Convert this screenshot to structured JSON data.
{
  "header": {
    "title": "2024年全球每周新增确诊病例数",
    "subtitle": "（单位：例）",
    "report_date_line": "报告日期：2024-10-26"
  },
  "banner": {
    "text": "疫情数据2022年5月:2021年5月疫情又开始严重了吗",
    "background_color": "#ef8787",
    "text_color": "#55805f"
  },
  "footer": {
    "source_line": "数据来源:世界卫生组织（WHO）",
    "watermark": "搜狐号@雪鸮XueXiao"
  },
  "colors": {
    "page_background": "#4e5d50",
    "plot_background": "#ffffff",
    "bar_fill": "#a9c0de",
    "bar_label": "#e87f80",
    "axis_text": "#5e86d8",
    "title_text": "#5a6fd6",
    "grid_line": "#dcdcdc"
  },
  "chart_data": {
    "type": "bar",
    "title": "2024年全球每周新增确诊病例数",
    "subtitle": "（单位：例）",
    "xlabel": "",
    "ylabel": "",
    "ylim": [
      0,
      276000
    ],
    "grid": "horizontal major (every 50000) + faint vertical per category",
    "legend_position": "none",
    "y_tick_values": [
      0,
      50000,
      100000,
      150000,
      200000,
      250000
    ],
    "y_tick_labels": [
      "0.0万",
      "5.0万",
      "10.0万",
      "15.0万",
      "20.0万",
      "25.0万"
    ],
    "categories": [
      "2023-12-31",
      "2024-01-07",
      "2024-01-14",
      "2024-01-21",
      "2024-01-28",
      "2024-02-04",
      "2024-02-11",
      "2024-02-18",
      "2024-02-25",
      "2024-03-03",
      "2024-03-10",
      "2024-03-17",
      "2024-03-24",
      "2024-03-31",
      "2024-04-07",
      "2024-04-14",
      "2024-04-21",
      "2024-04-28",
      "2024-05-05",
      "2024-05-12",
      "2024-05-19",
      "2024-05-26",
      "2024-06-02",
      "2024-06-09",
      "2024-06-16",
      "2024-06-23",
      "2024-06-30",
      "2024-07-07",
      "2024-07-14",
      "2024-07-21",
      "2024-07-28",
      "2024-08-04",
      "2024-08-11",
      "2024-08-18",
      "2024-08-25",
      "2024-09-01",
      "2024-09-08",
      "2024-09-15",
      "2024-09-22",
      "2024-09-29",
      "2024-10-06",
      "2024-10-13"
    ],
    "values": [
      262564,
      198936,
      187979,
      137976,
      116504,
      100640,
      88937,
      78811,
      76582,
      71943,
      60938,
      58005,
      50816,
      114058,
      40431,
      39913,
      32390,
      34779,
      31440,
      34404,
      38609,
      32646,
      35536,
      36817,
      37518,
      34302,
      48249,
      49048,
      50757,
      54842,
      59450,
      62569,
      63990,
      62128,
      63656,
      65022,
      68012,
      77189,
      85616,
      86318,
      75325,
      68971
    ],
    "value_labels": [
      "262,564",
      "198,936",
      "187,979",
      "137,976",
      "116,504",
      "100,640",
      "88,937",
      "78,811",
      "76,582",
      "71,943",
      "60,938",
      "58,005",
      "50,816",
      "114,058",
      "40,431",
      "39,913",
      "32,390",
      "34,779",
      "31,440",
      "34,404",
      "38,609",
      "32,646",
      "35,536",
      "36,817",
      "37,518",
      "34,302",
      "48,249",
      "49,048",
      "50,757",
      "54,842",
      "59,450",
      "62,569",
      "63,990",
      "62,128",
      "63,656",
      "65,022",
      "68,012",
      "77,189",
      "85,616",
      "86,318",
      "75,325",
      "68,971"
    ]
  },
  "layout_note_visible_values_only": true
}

==

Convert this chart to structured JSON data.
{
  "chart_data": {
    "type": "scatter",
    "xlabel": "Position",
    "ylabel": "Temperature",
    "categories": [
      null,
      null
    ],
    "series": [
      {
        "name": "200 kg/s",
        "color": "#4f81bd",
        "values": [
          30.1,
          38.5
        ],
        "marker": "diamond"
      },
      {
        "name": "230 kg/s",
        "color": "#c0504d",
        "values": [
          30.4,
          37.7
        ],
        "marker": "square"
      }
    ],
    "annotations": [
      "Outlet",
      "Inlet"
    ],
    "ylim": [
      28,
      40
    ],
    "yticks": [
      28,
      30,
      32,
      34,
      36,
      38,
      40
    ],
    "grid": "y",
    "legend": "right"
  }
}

- **Description of the task**:
Return only the number of lines in the entries that contain the string "Convert".

- **Response**:
2